### Directions for this task
Transcribe the material below exactly as it appears.

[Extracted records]
•••••

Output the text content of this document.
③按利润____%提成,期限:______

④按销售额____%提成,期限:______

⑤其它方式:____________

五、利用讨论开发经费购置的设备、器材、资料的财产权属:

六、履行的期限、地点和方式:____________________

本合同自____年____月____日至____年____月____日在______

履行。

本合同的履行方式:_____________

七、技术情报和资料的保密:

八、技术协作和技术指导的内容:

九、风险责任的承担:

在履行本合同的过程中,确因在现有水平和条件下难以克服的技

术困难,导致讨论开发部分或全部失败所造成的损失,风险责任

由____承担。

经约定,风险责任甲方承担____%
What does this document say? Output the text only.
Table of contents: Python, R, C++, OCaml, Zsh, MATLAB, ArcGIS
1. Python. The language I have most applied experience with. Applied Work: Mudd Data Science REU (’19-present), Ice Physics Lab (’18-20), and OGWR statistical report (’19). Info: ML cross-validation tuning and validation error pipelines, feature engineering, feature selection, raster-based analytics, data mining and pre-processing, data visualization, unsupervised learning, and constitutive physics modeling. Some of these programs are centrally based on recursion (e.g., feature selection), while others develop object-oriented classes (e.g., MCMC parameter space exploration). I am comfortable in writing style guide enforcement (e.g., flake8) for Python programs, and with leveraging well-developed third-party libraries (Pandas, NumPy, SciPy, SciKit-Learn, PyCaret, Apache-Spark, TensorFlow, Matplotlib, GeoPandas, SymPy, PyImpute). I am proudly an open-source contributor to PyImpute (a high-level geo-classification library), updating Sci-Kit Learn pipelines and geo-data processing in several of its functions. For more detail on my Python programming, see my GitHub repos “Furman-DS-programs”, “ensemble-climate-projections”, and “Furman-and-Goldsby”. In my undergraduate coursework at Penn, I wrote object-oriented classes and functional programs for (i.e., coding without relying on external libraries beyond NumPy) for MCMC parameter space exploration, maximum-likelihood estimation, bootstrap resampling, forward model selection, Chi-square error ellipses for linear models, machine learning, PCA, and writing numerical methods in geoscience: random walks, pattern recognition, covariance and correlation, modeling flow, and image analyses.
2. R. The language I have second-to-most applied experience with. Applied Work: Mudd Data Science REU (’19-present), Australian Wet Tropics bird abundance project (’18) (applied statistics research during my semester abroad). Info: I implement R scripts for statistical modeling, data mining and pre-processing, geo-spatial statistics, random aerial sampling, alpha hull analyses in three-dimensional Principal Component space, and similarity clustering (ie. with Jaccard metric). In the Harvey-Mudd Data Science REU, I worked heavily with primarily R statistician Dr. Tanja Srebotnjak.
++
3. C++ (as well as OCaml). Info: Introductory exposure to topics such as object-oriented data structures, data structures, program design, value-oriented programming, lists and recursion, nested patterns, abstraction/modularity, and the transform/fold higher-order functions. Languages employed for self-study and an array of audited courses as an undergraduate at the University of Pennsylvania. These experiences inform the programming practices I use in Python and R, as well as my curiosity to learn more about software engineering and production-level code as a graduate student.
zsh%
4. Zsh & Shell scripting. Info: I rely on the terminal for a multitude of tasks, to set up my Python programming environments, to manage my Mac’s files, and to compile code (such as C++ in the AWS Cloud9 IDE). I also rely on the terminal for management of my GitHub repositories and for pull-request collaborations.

•••••

### The reply
Output the text content of this document.
③按利润____%提成,期限:______

④按销售额____%提成,期限:______

⑤其它方式:____________

五、利用讨论开发经费购置的设备、器材、资料的财产权属:

六、履行的期限、地点和方式:____________________

本合同自____年____月____日至____年____月____日在______

履行。

本合同的履行方式:_____________

七、技术情报和资料的保密:

八、技术协作和技术指导的内容:

九、风险责任的承担:

在履行本合同的过程中,确因在现有水平和条件下难以克服的技

术困难,导致讨论开发部分或全部失败所造成的损失,风险责任

由____承担。

经约定,风险责任甲方承担____%
What does this document say? Output the text only.
Table of contents: Python, R, C++, OCaml, Zsh, MATLAB, ArcGIS
1. Python. The language I have most applied experience with. Applied Work: Mudd Data Science REU (’19-present), Ice Physics Lab (’18-20), and OGWR statistical report (’19). Info: ML cross-validation tuning and validation error pipelines, feature engineering, feature selection, raster-based analytics, data mining and pre-processing, data visualization, unsupervised learning, and constitutive physics modeling. Some of these programs are centrally based on recursion (e.g., feature selection), while others develop object-oriented classes (e.g., MCMC parameter space exploration). I am comfortable in writing style guide enforcement (e.g., flake8) for Python programs, and with leveraging well-developed third-party libraries (Pandas, NumPy, SciPy, SciKit-Learn, PyCaret, Apache-Spark, TensorFlow, Matplotlib, GeoPandas, SymPy, PyImpute). I am proudly an open-source contributor to PyImpute (a high-level geo-classification library), updating Sci-Kit Learn pipelines and geo-data processing in several of its functions. For more detail on my Python programming, see my GitHub repos “Furman-DS-programs”, “ensemble-climate-projections”, and “Furman-and-Goldsby”. In my undergraduate coursework at Penn, I wrote object-oriented classes and functional programs for (i.e., coding without relying on external libraries beyond NumPy) for MCMC parameter space exploration, maximum-likelihood estimation, bootstrap resampling, forward model selection, Chi-square error ellipses for linear models, machine learning, PCA, and writing numerical methods in geoscience: random walks, pattern recognition, covariance and correlation, modeling flow, and image analyses.
2. R. The language I have second-to-most applied experience with. Applied Work: Mudd Data Science REU (’19-present), Australian Wet Tropics bird abundance project (’18) (applied statistics research during my semester abroad). Info: I implement R scripts for statistical modeling, data mining and pre-processing, geo-spatial statistics, random aerial sampling, alpha hull analyses in three-dimensional Principal Component space, and similarity clustering (ie. with Jaccard metric). In the Harvey-Mudd Data Science REU, I worked heavily with primarily R statistician Dr. Tanja Srebotnjak.
++
3. C++ (as well as OCaml). Info: Introductory exposure to topics such as object-oriented data structures, data structures, program design, value-oriented programming, lists and recursion, nested patterns, abstraction/modularity, and the transform/fold higher-order functions. Languages employed for self-study and an array of audited courses as an undergraduate at the University of Pennsylvania. These experiences inform the programming practices I use in Python and R, as well as my curiosity to learn more about software engineering and production-level code as a graduate student.
zsh%
4. Zsh & Shell scripting. Info: I rely on the terminal for a multitude of tasks, to set up my Python programming environments, to manage my Mac’s files, and to compile code (such as C++ in the AWS Cloud9 IDE). I also rely on the terminal for management of my GitHub repositories and for pull-request collaborations.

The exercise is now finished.